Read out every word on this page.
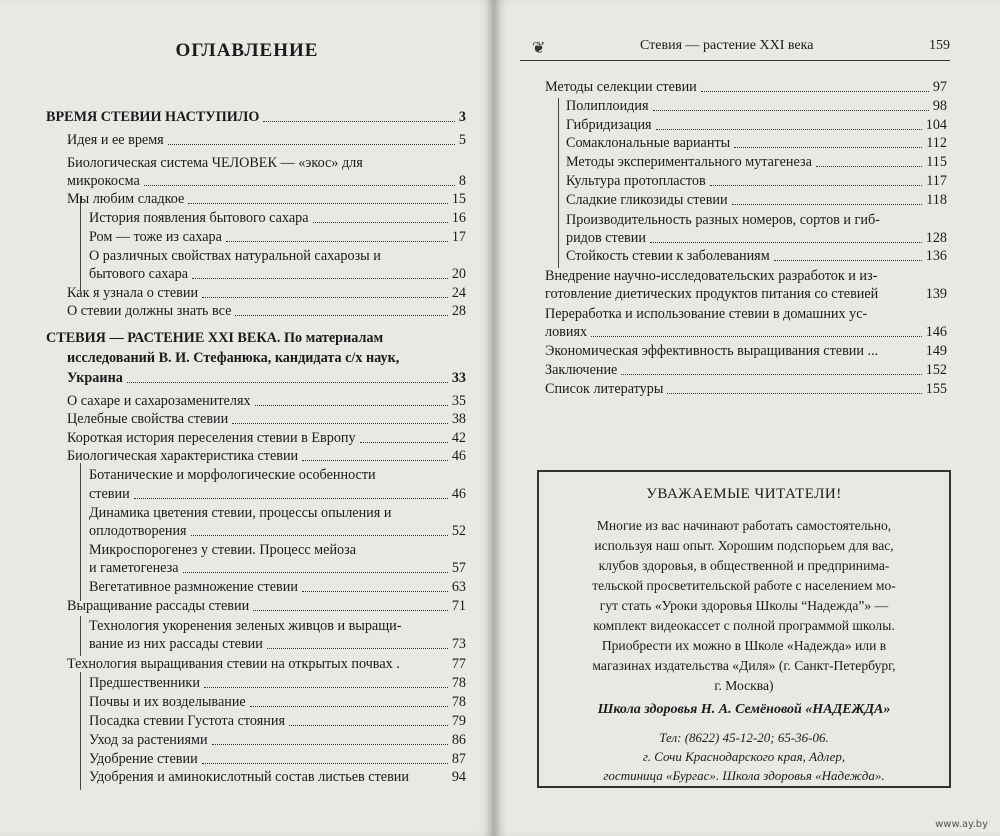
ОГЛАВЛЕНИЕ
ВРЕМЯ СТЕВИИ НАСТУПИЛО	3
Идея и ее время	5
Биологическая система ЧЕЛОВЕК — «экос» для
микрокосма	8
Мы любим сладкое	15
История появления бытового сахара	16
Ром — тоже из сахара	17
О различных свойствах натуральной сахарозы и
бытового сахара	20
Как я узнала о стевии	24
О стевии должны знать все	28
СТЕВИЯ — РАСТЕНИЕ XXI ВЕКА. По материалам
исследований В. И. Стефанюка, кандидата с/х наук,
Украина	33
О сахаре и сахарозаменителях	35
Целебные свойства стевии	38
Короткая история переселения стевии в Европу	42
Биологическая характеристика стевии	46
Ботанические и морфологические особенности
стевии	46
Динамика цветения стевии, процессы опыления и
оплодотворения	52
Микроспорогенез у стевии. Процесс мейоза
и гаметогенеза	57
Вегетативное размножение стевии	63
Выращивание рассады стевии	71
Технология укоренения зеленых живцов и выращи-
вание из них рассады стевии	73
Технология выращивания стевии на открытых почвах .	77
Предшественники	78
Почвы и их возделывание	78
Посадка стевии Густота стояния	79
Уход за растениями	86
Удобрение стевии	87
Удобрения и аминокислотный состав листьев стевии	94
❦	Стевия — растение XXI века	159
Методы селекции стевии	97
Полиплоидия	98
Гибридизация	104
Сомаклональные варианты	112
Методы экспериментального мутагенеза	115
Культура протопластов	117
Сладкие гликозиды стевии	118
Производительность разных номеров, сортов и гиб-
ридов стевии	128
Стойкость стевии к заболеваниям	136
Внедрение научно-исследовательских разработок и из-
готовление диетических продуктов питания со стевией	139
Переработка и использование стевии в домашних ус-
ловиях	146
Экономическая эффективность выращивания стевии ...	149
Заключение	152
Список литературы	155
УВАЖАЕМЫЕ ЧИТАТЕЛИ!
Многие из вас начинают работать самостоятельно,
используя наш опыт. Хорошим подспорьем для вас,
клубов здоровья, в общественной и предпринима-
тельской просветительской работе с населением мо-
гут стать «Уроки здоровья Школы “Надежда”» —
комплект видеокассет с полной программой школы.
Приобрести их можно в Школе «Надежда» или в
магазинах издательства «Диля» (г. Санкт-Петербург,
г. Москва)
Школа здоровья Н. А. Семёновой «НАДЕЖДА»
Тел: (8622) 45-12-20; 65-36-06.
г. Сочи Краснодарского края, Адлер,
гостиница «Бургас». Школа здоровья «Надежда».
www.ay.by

---

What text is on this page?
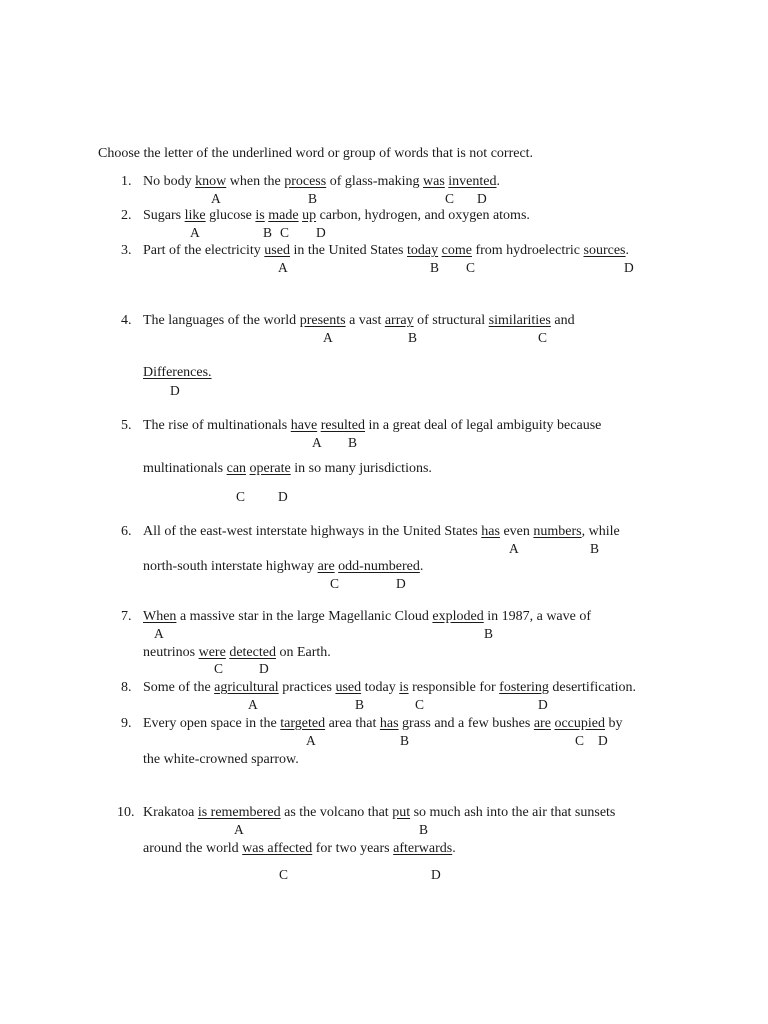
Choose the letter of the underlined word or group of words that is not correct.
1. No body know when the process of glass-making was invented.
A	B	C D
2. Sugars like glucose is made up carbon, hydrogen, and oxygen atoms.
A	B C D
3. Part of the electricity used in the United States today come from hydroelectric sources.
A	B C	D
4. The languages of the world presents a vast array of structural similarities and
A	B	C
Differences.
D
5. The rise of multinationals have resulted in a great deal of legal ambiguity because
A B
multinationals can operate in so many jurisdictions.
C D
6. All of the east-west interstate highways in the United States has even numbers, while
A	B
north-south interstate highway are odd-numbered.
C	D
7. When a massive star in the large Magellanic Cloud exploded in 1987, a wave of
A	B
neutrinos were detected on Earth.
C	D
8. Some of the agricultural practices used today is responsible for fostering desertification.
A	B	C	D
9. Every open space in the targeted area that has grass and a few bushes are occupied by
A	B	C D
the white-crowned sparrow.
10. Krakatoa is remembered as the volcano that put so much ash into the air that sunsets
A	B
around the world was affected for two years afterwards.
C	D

---

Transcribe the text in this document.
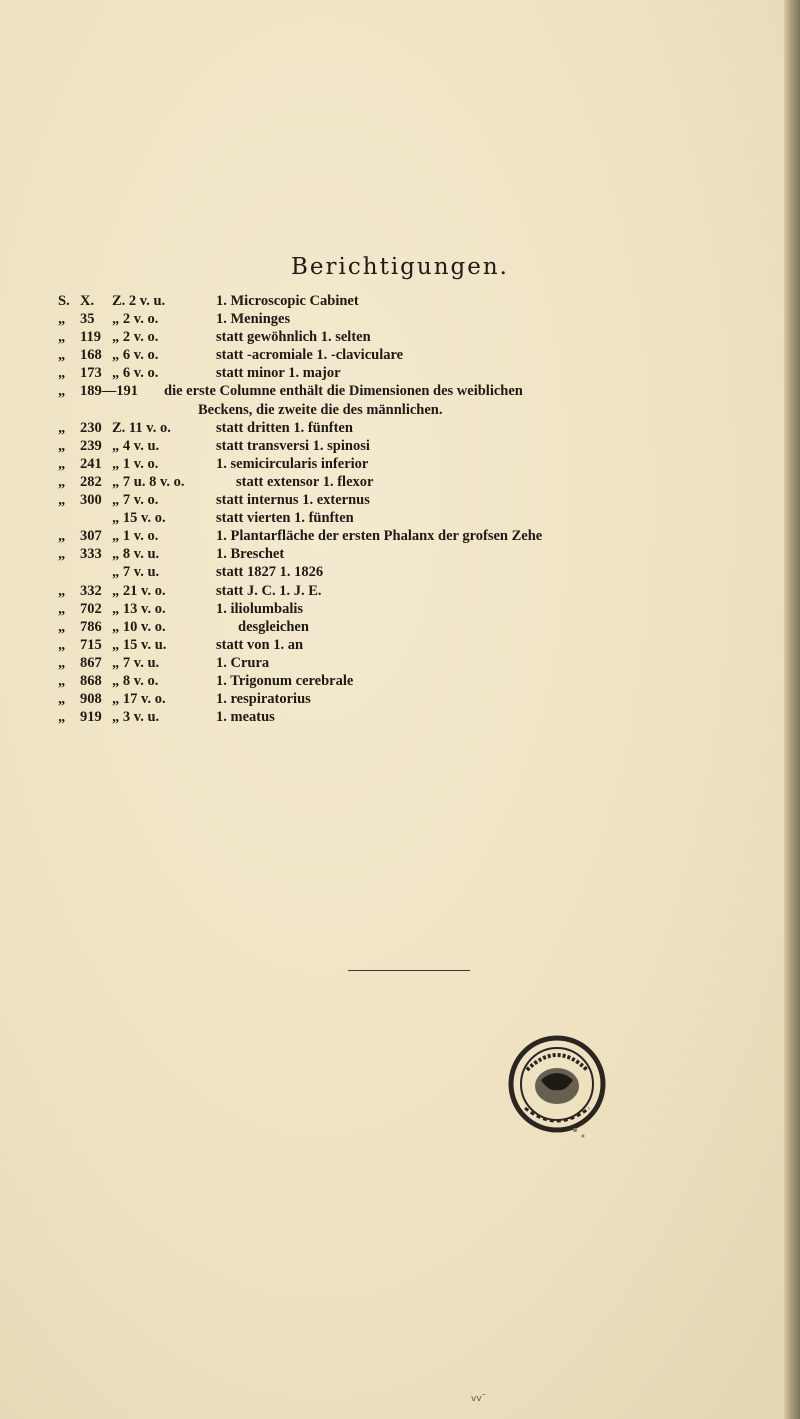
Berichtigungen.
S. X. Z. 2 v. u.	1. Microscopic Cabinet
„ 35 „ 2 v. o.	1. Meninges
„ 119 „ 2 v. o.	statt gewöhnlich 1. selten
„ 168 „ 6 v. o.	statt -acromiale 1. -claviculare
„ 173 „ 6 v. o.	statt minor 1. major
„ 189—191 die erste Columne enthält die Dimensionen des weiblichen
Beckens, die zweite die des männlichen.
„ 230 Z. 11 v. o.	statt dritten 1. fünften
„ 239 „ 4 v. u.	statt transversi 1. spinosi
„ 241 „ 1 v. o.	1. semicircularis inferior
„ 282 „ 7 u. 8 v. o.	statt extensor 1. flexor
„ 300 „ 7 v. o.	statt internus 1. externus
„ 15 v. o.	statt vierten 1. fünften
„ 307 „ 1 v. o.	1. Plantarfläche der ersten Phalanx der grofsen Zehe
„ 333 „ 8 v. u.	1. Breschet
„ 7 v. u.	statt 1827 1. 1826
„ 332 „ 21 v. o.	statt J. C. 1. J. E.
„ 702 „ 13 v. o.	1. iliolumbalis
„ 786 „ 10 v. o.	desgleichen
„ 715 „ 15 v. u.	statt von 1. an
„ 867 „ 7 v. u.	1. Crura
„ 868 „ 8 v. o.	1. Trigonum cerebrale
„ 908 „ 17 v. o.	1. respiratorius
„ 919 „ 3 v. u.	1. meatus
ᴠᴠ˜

» **Written request**:
Check every line for "page" and show the ones that have it.

» **Task solution**:
Read out every word on this page.
What text is on this page?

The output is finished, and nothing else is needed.